(Records)
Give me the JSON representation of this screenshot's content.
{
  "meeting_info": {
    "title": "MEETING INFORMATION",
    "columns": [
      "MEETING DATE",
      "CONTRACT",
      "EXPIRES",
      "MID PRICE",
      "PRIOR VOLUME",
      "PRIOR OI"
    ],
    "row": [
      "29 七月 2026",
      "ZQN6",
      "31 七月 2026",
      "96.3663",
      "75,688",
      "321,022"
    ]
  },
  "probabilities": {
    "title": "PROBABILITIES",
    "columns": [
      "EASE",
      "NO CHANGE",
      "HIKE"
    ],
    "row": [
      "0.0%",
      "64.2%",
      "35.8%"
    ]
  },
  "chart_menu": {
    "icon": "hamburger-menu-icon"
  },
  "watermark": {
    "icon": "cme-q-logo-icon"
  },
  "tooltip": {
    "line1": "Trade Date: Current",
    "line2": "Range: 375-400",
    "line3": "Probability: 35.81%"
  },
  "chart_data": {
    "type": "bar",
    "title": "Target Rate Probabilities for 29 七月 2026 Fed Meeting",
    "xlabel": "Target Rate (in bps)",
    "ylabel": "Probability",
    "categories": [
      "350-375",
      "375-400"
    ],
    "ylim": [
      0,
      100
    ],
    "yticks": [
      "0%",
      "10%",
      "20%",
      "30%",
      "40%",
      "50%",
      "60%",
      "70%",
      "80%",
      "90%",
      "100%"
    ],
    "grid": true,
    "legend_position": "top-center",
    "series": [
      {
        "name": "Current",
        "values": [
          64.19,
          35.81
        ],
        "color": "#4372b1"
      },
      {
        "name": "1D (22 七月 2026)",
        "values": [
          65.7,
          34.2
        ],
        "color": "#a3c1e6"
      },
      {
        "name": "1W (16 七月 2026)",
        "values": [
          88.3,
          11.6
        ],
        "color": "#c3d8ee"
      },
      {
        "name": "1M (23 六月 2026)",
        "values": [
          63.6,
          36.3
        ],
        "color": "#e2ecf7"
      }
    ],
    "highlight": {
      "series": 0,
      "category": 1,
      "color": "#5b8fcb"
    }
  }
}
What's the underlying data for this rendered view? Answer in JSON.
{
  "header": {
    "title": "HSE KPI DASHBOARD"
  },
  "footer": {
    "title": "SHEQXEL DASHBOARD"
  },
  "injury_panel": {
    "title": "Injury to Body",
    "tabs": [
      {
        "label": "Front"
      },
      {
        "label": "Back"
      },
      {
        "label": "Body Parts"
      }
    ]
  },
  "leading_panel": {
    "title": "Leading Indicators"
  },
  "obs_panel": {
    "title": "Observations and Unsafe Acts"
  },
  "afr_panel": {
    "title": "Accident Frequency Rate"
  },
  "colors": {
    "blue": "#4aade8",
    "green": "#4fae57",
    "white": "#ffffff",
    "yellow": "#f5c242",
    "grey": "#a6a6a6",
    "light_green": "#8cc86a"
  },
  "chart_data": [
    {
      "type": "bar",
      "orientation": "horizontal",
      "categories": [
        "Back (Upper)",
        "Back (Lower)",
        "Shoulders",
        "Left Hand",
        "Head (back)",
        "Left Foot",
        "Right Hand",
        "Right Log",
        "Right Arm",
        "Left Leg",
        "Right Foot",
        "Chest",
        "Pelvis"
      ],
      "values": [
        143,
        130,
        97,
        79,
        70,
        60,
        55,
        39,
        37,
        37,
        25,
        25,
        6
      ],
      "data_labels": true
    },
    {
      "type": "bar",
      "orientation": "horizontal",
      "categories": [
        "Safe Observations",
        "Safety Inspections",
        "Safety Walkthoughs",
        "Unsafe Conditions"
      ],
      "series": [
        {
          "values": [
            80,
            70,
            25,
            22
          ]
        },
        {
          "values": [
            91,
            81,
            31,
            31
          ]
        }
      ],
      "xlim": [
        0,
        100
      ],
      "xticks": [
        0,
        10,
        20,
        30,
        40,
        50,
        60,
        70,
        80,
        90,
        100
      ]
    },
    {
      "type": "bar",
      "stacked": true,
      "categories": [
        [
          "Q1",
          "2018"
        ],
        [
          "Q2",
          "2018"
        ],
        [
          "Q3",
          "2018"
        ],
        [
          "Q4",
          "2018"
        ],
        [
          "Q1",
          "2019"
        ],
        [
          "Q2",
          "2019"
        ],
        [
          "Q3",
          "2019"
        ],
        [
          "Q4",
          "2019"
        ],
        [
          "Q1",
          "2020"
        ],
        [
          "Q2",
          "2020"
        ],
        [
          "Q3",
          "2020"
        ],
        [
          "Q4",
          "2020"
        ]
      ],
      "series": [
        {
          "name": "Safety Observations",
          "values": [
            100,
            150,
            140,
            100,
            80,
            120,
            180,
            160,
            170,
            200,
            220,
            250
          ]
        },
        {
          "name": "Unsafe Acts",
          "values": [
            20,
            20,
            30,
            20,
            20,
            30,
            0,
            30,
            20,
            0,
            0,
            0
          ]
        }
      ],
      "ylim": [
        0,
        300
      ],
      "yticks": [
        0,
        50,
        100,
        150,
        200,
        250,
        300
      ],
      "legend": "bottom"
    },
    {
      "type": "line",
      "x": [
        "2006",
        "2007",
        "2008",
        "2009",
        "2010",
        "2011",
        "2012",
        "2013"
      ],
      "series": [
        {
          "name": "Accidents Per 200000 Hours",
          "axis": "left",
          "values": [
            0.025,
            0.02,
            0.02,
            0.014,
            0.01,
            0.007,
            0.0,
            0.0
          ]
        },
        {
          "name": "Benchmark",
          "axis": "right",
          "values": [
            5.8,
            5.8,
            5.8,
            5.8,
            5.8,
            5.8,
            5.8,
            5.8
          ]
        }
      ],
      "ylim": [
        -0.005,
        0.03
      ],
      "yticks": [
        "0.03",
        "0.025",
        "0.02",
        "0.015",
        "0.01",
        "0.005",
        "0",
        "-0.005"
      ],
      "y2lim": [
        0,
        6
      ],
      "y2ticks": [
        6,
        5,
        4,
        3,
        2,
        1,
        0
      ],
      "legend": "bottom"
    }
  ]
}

## STATED PROBLEM
Return all of the above records exactly, leaving no line out.

## RESPONSE TO THIS TASK
Give me the JSON representation of this screenshot's content.
{
  "meeting_info": {
    "title": "MEETING INFORMATION",
    "columns": [
      "MEETING DATE",
      "CONTRACT",
      "EXPIRES",
      "MID PRICE",
      "PRIOR VOLUME",
      "PRIOR OI"
    ],
    "row": [
      "29 七月 2026",
      "ZQN6",
      "31 七月 2026",
      "96.3663",
      "75,688",
      "321,022"
    ]
  },
  "probabilities": {
    "title": "PROBABILITIES",
    "columns": [
      "EASE",
      "NO CHANGE",
      "HIKE"
    ],
    "row": [
      "0.0%",
      "64.2%",
      "35.8%"
    ]
  },
  "chart_menu": {
    "icon": "hamburger-menu-icon"
  },
  "watermark": {
    "icon": "cme-q-logo-icon"
  },
  "tooltip": {
    "line1": "Trade Date: Current",
    "line2": "Range: 375-400",
    "line3": "Probability: 35.81%"
  },
  "chart_data": {
    "type": "bar",
    "title": "Target Rate Probabilities for 29 七月 2026 Fed Meeting",
    "xlabel": "Target Rate (in bps)",
    "ylabel": "Probability",
    "categories": [
      "350-375",
      "375-400"
    ],
    "ylim": [
      0,
      100
    ],
    "yticks": [
      "0%",
      "10%",
      "20%",
      "30%",
      "40%",
      "50%",
      "60%",
      "70%",
      "80%",
      "90%",
      "100%"
    ],
    "grid": true,
    "legend_position": "top-center",
    "series": [
      {
        "name": "Current",
        "values": [
          64.19,
          35.81
        ],
        "color": "#4372b1"
      },
      {
        "name": "1D (22 七月 2026)",
        "values": [
          65.7,
          34.2
        ],
        "color": "#a3c1e6"
      },
      {
        "name": "1W (16 七月 2026)",
        "values": [
          88.3,
          11.6
        ],
        "color": "#c3d8ee"
      },
      {
        "name": "1M (23 六月 2026)",
        "values": [
          63.6,
          36.3
        ],
        "color": "#e2ecf7"
      }
    ],
    "highlight": {
      "series": 0,
      "category": 1,
      "color": "#5b8fcb"
    }
  }
}
What's the underlying data for this rendered view? Answer in JSON.
{
  "header": {
    "title": "HSE KPI DASHBOARD"
  },
  "footer": {
    "title": "SHEQXEL DASHBOARD"
  },
  "injury_panel": {
    "title": "Injury to Body",
    "tabs": [
      {
        "label": "Front"
      },
      {
        "label": "Back"
      },
      {
        "label": "Body Parts"
      }
    ]
  },
  "leading_panel": {
    "title": "Leading Indicators"
  },
  "obs_panel": {
    "title": "Observations and Unsafe Acts"
  },
  "afr_panel": {
    "title": "Accident Frequency Rate"
  },
  "colors": {
    "blue": "#4aade8",
    "green": "#4fae57",
    "white": "#ffffff",
    "yellow": "#f5c242",
    "grey": "#a6a6a6",
    "light_green": "#8cc86a"
  },
  "chart_data": [
    {
      "type": "bar",
      "orientation": "horizontal",
      "categories": [
        "Back (Upper)",
        "Back (Lower)",
        "Shoulders",
        "Left Hand",
        "Head (back)",
        "Left Foot",
        "Right Hand",
        "Right Log",
        "Right Arm",
        "Left Leg",
        "Right Foot",
        "Chest",
        "Pelvis"
      ],
      "values": [
        143,
        130,
        97,
        79,
        70,
        60,
        55,
        39,
        37,
        37,
        25,
        25,
        6
      ],
      "data_labels": true
    },
    {
      "type": "bar",
      "orientation": "horizontal",
      "categories": [
        "Safe Observations",
        "Safety Inspections",
        "Safety Walkthoughs",
        "Unsafe Conditions"
      ],
      "series": [
        {
          "values": [
            80,
            70,
            25,
            22
          ]
        },
        {
          "values": [
            91,
            81,
            31,
            31
          ]
        }
      ],
      "xlim": [
        0,
        100
      ],
      "xticks": [
        0,
        10,
        20,
        30,
        40,
        50,
        60,
        70,
        80,
        90,
        100
      ]
    },
    {
      "type": "bar",
      "stacked": true,
      "categories": [
        [
          "Q1",
          "2018"
        ],
        [
          "Q2",
          "2018"
        ],
        [
          "Q3",
          "2018"
        ],
        [
          "Q4",
          "2018"
        ],
        [
          "Q1",
          "2019"
        ],
        [
          "Q2",
          "2019"
        ],
        [
          "Q3",
          "2019"
        ],
        [
          "Q4",
          "2019"
        ],
        [
          "Q1",
          "2020"
        ],
        [
          "Q2",
          "2020"
        ],
        [
          "Q3",
          "2020"
        ],
        [
          "Q4",
          "2020"
        ]
      ],
      "series": [
        {
          "name": "Safety Observations",
          "values": [
            100,
            150,
            140,
            100,
            80,
            120,
            180,
            160,
            170,
            200,
            220,
            250
          ]
        },
        {
          "name": "Unsafe Acts",
          "values": [
            20,
            20,
            30,
            20,
            20,
            30,
            0,
            30,
            20,
            0,
            0,
            0
          ]
        }
      ],
      "ylim": [
        0,
        300
      ],
      "yticks": [
        0,
        50,
        100,
        150,
        200,
        250,
        300
      ],
      "legend": "bottom"
    },
    {
      "type": "line",
      "x": [
        "2006",
        "2007",
        "2008",
        "2009",
        "2010",
        "2011",
        "2012",
        "2013"
      ],
      "series": [
        {
          "name": "Accidents Per 200000 Hours",
          "axis": "left",
          "values": [
            0.025,
            0.02,
            0.02,
            0.014,
            0.01,
            0.007,
            0.0,
            0.0
          ]
        },
        {
          "name": "Benchmark",
          "axis": "right",
          "values": [
            5.8,
            5.8,
            5.8,
            5.8,
            5.8,
            5.8,
            5.8,
            5.8
          ]
        }
      ],
      "ylim": [
        -0.005,
        0.03
      ],
      "yticks": [
        "0.03",
        "0.025",
        "0.02",
        "0.015",
        "0.01",
        "0.005",
        "0",
        "-0.005"
      ],
      "y2lim": [
        0,
        6
      ],
      "y2ticks": [
        6,
        5,
        4,
        3,
        2,
        1,
        0
      ],
      "legend": "bottom"
    }
  ]
}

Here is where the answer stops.